**What is asked**
Quote every line below exactly and skip any picture.

━━━ The data ━━━

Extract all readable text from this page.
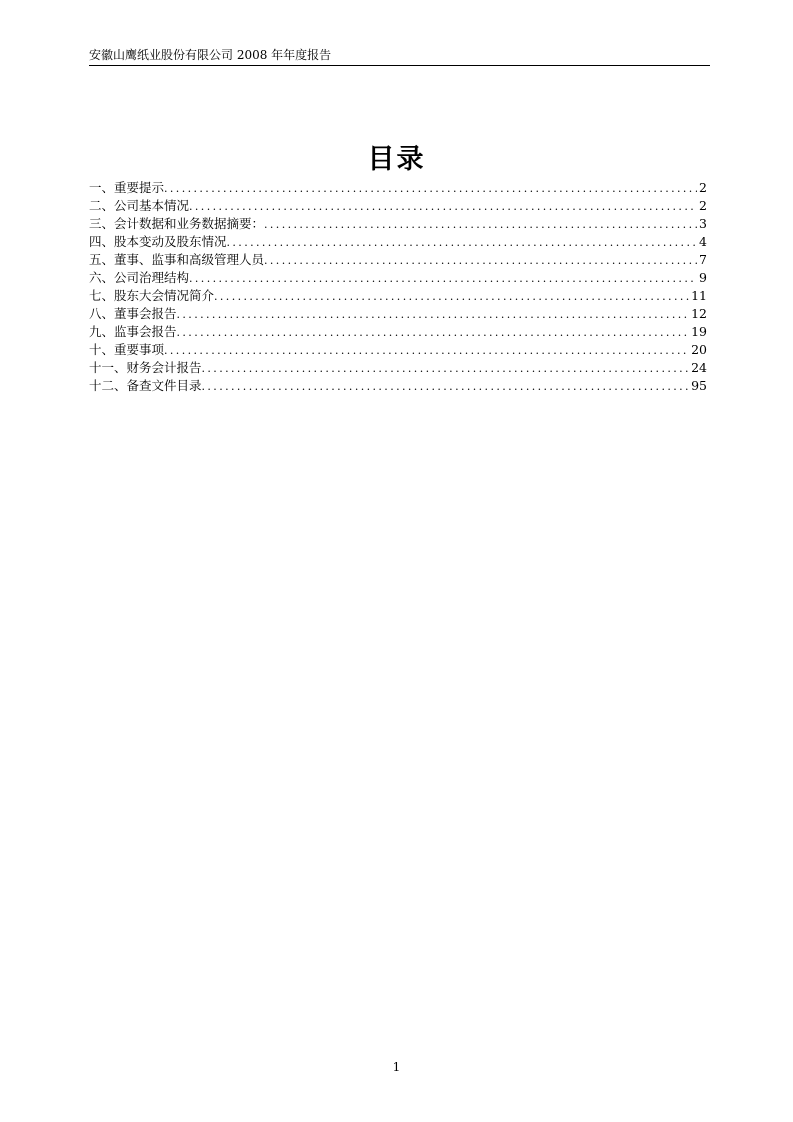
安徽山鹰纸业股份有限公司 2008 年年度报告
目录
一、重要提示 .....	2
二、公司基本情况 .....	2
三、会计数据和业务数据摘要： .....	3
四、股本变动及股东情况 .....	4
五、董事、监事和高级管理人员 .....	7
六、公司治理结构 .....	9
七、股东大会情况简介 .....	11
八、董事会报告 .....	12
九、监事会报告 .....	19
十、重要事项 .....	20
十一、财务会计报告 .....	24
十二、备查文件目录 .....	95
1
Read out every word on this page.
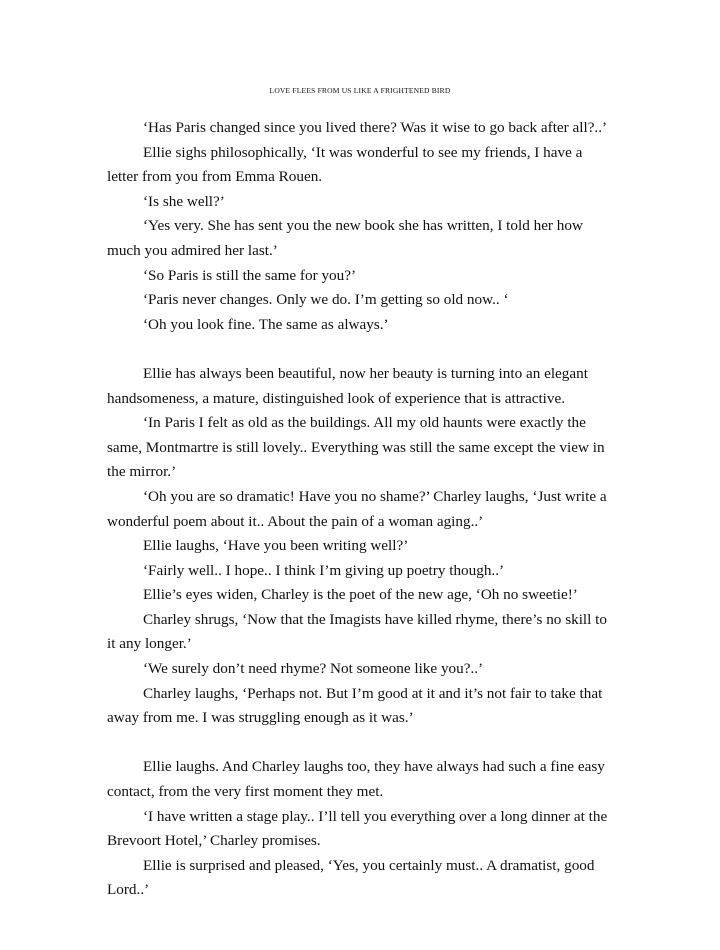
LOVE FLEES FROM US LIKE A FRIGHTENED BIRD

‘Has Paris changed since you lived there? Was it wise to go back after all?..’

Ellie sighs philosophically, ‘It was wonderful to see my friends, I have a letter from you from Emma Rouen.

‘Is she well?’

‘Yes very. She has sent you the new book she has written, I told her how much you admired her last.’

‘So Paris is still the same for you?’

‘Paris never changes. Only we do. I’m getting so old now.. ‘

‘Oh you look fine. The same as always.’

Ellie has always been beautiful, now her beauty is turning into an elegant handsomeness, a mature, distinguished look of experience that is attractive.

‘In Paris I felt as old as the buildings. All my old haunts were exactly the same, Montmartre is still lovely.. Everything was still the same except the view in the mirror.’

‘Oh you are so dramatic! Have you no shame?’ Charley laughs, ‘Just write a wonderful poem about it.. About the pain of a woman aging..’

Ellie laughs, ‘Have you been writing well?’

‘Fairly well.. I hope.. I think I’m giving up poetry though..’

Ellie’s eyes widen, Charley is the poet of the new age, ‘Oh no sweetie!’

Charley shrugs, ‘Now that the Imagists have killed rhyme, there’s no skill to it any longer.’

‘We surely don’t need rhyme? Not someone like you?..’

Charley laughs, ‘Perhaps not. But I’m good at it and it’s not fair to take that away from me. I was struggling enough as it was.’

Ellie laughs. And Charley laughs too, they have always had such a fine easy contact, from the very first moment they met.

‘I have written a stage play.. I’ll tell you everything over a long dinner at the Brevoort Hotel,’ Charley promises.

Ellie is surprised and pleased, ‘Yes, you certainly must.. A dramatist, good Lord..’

━━━

**Correct response**
Extract all readable text from this page.
安徽山鹰纸业股份有限公司 2008 年年度报告
目录
一、重要提示 .....	2
二、公司基本情况 .....	2
三、会计数据和业务数据摘要： .....	3
四、股本变动及股东情况 .....	4
五、董事、监事和高级管理人员 .....	7
六、公司治理结构 .....	9
七、股东大会情况简介 .....	11
八、董事会报告 .....	12
九、监事会报告 .....	19
十、重要事项 .....	20
十一、财务会计报告 .....	24
十二、备查文件目录 .....	95
1
Read out every word on this page.
LOVE FLEES FROM US LIKE A FRIGHTENED BIRD

‘Has Paris changed since you lived there? Was it wise to go back after all?..’

Ellie sighs philosophically, ‘It was wonderful to see my friends, I have a letter from you from Emma Rouen.

‘Is she well?’

‘Yes very. She has sent you the new book she has written, I told her how much you admired her last.’

‘So Paris is still the same for you?’

‘Paris never changes. Only we do. I’m getting so old now.. ‘

‘Oh you look fine. The same as always.’

Ellie has always been beautiful, now her beauty is turning into an elegant handsomeness, a mature, distinguished look of experience that is attractive.

‘In Paris I felt as old as the buildings. All my old haunts were exactly the same, Montmartre is still lovely.. Everything was still the same except the view in the mirror.’

‘Oh you are so dramatic! Have you no shame?’ Charley laughs, ‘Just write a wonderful poem about it.. About the pain of a woman aging..’

Ellie laughs, ‘Have you been writing well?’

‘Fairly well.. I hope.. I think I’m giving up poetry though..’

Ellie’s eyes widen, Charley is the poet of the new age, ‘Oh no sweetie!’

Charley shrugs, ‘Now that the Imagists have killed rhyme, there’s no skill to it any longer.’

‘We surely don’t need rhyme? Not someone like you?..’

Charley laughs, ‘Perhaps not. But I’m good at it and it’s not fair to take that away from me. I was struggling enough as it was.’

Ellie laughs. And Charley laughs too, they have always had such a fine easy contact, from the very first moment they met.

‘I have written a stage play.. I’ll tell you everything over a long dinner at the Brevoort Hotel,’ Charley promises.

Ellie is surprised and pleased, ‘Yes, you certainly must.. A dramatist, good Lord..’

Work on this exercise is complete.